[Data entries]
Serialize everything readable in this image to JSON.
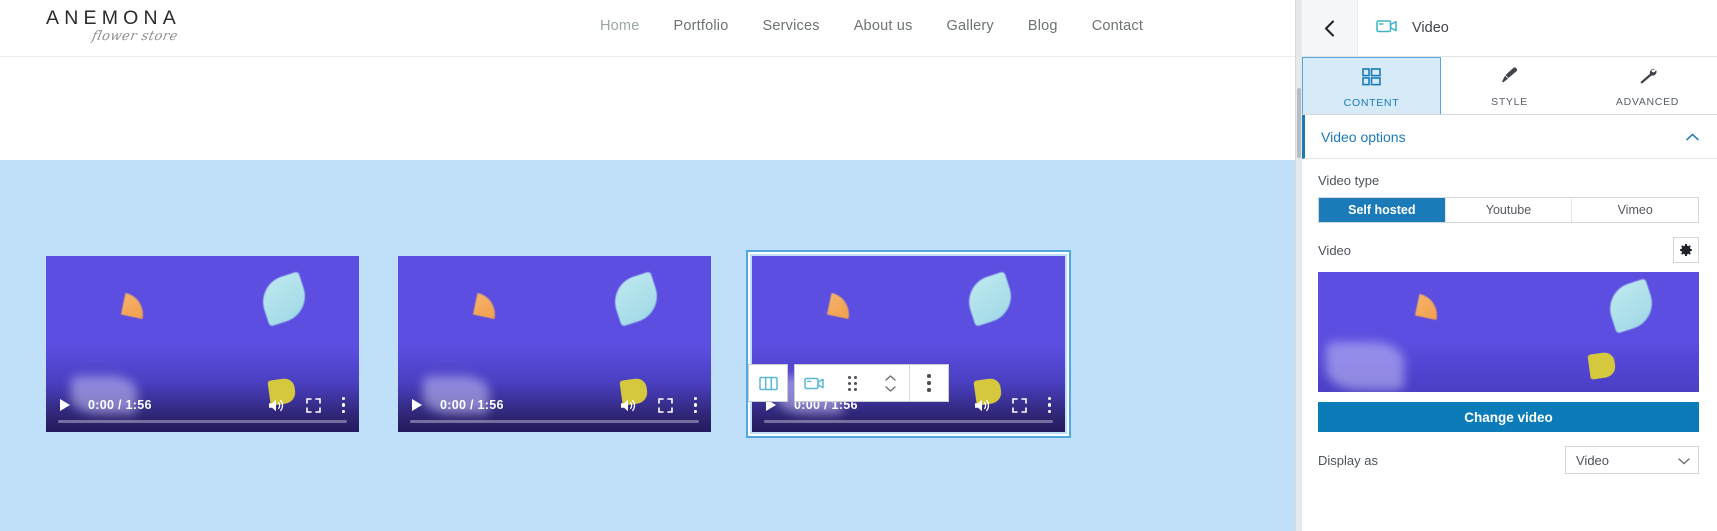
{
  "site": {
    "logo_main": "ANEMONA",
    "logo_sub": "flower store",
    "nav": [
      {
        "label": "Home",
        "active": true
      },
      {
        "label": "Portfolio",
        "active": false
      },
      {
        "label": "Services",
        "active": false
      },
      {
        "label": "About us",
        "active": false
      },
      {
        "label": "Gallery",
        "active": false
      },
      {
        "label": "Blog",
        "active": false
      },
      {
        "label": "Contact",
        "active": false
      }
    ]
  },
  "canvas": {
    "band_color": "#bfe0f8",
    "videos": [
      {
        "name": "video-1",
        "time": "0:00 / 1:56",
        "selected": false
      },
      {
        "name": "video-2",
        "time": "0:00 / 1:56",
        "selected": false
      },
      {
        "name": "video-3",
        "time": "0:00 / 1:56",
        "selected": true
      }
    ]
  },
  "toolbar": {
    "columns_icon": "columns-icon",
    "widget_icon": "video-widget-icon",
    "drag_icon": "drag-handle-icon",
    "reorder_icon": "reorder-arrows-icon",
    "more_icon": "more-options-icon"
  },
  "panel": {
    "back_icon": "chevron-left-icon",
    "header_icon": "video-icon",
    "title": "Video",
    "tabs": [
      {
        "label": "CONTENT",
        "icon": "layout-icon",
        "active": true
      },
      {
        "label": "STYLE",
        "icon": "brush-icon",
        "active": false
      },
      {
        "label": "ADVANCED",
        "icon": "wrench-icon",
        "active": false
      }
    ],
    "section": {
      "title": "Video options",
      "collapse_icon": "chevron-up-icon",
      "expanded": true
    },
    "video_type": {
      "label": "Video type",
      "options": [
        "Self hosted",
        "Youtube",
        "Vimeo"
      ],
      "selected": "Self hosted"
    },
    "video_field": {
      "label": "Video",
      "settings_icon": "gear-icon"
    },
    "change_video_label": "Change video",
    "display_as": {
      "label": "Display as",
      "value": "Video",
      "chevron_icon": "chevron-down-icon"
    }
  },
  "colors": {
    "accent_blue": "#1b7bb8",
    "button_blue": "#0c7cb8",
    "band_blue": "#bfe0f8",
    "video_purple": "#5b4ee0",
    "tab_active_bg": "#d6eaf7"
  }
}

**Exercise**
Set every line down exactly as written, leaving each picture out.

**Solved problem**
Serialize everything readable in this image to JSON.
{
  "site": {
    "logo_main": "ANEMONA",
    "logo_sub": "flower store",
    "nav": [
      {
        "label": "Home",
        "active": true
      },
      {
        "label": "Portfolio",
        "active": false
      },
      {
        "label": "Services",
        "active": false
      },
      {
        "label": "About us",
        "active": false
      },
      {
        "label": "Gallery",
        "active": false
      },
      {
        "label": "Blog",
        "active": false
      },
      {
        "label": "Contact",
        "active": false
      }
    ]
  },
  "canvas": {
    "band_color": "#bfe0f8",
    "videos": [
      {
        "name": "video-1",
        "time": "0:00 / 1:56",
        "selected": false
      },
      {
        "name": "video-2",
        "time": "0:00 / 1:56",
        "selected": false
      },
      {
        "name": "video-3",
        "time": "0:00 / 1:56",
        "selected": true
      }
    ]
  },
  "toolbar": {
    "columns_icon": "columns-icon",
    "widget_icon": "video-widget-icon",
    "drag_icon": "drag-handle-icon",
    "reorder_icon": "reorder-arrows-icon",
    "more_icon": "more-options-icon"
  },
  "panel": {
    "back_icon": "chevron-left-icon",
    "header_icon": "video-icon",
    "title": "Video",
    "tabs": [
      {
        "label": "CONTENT",
        "icon": "layout-icon",
        "active": true
      },
      {
        "label": "STYLE",
        "icon": "brush-icon",
        "active": false
      },
      {
        "label": "ADVANCED",
        "icon": "wrench-icon",
        "active": false
      }
    ],
    "section": {
      "title": "Video options",
      "collapse_icon": "chevron-up-icon",
      "expanded": true
    },
    "video_type": {
      "label": "Video type",
      "options": [
        "Self hosted",
        "Youtube",
        "Vimeo"
      ],
      "selected": "Self hosted"
    },
    "video_field": {
      "label": "Video",
      "settings_icon": "gear-icon"
    },
    "change_video_label": "Change video",
    "display_as": {
      "label": "Display as",
      "value": "Video",
      "chevron_icon": "chevron-down-icon"
    }
  },
  "colors": {
    "accent_blue": "#1b7bb8",
    "button_blue": "#0c7cb8",
    "band_blue": "#bfe0f8",
    "video_purple": "#5b4ee0",
    "tab_active_bg": "#d6eaf7"
  }
}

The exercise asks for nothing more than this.